** START **

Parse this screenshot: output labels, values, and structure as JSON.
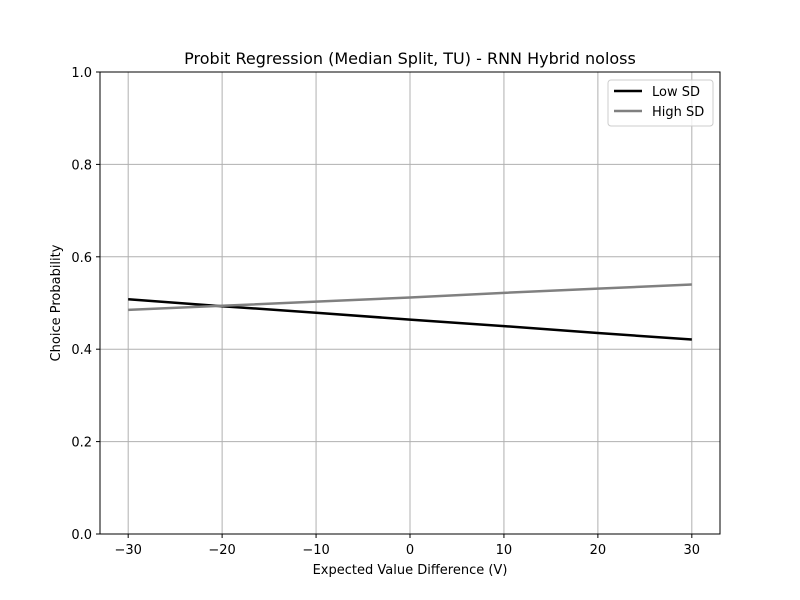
{
  "chart_data": {
    "type": "line",
    "title": "Probit Regression (Median Split, TU) - RNN Hybrid noloss",
    "xlabel": "Expected Value Difference (V)",
    "ylabel": "Choice Probability",
    "xlim": [
      -33,
      33
    ],
    "ylim": [
      0.0,
      1.0
    ],
    "xticks": [
      -30,
      -20,
      -10,
      0,
      10,
      20,
      30
    ],
    "xtick_labels": [
      "−30",
      "−20",
      "−10",
      "0",
      "10",
      "20",
      "30"
    ],
    "yticks": [
      0.0,
      0.2,
      0.4,
      0.6,
      0.8,
      1.0
    ],
    "ytick_labels": [
      "0.0",
      "0.2",
      "0.4",
      "0.6",
      "0.8",
      "1.0"
    ],
    "grid": true,
    "legend_position": "top-right",
    "series": [
      {
        "name": "Low SD",
        "color": "#000000",
        "x": [
          -30,
          -20,
          -10,
          0,
          10,
          20,
          30
        ],
        "y": [
          0.508,
          0.493,
          0.479,
          0.464,
          0.45,
          0.435,
          0.421
        ]
      },
      {
        "name": "High SD",
        "color": "#808080",
        "x": [
          -30,
          -20,
          -10,
          0,
          10,
          20,
          30
        ],
        "y": [
          0.485,
          0.494,
          0.503,
          0.512,
          0.522,
          0.531,
          0.54
        ]
      }
    ]
  }
}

** END **

▶ **What the task requires**
Give an exact reproduction of every line, leaving out any picture.

▶ **Task answer**
Parse this screenshot: output labels, values, and structure as JSON.
{
  "chart_data": {
    "type": "line",
    "title": "Probit Regression (Median Split, TU) - RNN Hybrid noloss",
    "xlabel": "Expected Value Difference (V)",
    "ylabel": "Choice Probability",
    "xlim": [
      -33,
      33
    ],
    "ylim": [
      0.0,
      1.0
    ],
    "xticks": [
      -30,
      -20,
      -10,
      0,
      10,
      20,
      30
    ],
    "xtick_labels": [
      "−30",
      "−20",
      "−10",
      "0",
      "10",
      "20",
      "30"
    ],
    "yticks": [
      0.0,
      0.2,
      0.4,
      0.6,
      0.8,
      1.0
    ],
    "ytick_labels": [
      "0.0",
      "0.2",
      "0.4",
      "0.6",
      "0.8",
      "1.0"
    ],
    "grid": true,
    "legend_position": "top-right",
    "series": [
      {
        "name": "Low SD",
        "color": "#000000",
        "x": [
          -30,
          -20,
          -10,
          0,
          10,
          20,
          30
        ],
        "y": [
          0.508,
          0.493,
          0.479,
          0.464,
          0.45,
          0.435,
          0.421
        ]
      },
      {
        "name": "High SD",
        "color": "#808080",
        "x": [
          -30,
          -20,
          -10,
          0,
          10,
          20,
          30
        ],
        "y": [
          0.485,
          0.494,
          0.503,
          0.512,
          0.522,
          0.531,
          0.54
        ]
      }
    ]
  }
}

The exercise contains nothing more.